GOAL OF THE EXERCISE
Below are some entries. Work out how many of their lines hold the word "name", and write that number alone.

= = = = =

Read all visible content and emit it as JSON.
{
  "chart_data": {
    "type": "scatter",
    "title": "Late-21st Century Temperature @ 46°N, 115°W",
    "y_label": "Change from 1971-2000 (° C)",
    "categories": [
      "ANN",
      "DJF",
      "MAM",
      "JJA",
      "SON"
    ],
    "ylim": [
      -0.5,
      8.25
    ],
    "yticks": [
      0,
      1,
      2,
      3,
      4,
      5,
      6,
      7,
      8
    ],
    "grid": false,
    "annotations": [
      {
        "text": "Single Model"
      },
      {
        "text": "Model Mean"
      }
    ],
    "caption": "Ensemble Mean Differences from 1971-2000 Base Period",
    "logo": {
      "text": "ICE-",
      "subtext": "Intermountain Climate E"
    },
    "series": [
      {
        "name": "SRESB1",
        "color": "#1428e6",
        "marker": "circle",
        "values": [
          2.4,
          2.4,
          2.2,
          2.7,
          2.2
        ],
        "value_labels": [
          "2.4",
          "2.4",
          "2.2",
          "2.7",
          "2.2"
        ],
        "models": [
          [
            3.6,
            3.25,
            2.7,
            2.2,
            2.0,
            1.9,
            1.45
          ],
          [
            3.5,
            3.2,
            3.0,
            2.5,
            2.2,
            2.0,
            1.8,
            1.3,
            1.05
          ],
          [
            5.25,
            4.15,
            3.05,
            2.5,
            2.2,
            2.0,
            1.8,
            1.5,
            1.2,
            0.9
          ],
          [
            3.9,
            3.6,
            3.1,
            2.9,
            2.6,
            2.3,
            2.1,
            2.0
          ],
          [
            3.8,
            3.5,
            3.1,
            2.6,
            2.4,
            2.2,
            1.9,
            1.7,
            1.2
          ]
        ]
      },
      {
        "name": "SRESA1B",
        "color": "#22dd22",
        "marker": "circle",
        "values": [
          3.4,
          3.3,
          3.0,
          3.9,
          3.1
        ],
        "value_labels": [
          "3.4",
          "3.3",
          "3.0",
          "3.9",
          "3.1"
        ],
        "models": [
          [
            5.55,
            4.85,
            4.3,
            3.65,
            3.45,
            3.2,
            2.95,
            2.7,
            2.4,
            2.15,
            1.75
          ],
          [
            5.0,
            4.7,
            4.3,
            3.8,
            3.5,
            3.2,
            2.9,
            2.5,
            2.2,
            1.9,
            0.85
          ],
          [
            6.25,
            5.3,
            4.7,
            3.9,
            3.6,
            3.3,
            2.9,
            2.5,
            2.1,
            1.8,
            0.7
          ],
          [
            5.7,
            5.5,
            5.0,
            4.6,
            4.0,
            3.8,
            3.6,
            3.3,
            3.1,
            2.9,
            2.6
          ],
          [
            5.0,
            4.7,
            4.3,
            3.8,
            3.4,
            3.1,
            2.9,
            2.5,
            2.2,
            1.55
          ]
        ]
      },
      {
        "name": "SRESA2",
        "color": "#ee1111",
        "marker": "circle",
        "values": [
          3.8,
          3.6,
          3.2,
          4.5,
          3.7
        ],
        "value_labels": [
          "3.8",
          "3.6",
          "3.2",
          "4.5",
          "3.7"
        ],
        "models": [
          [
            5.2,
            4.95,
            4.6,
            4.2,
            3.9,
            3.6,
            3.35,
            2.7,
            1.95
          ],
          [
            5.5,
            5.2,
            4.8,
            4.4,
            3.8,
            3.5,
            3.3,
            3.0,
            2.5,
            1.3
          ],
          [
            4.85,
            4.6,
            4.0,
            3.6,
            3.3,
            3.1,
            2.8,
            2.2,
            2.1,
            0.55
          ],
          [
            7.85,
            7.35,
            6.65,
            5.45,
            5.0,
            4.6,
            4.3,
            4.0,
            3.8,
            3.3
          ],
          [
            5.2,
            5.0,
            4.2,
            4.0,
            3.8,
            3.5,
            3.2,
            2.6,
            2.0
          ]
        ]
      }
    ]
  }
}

= = = = =

THE REPLY
3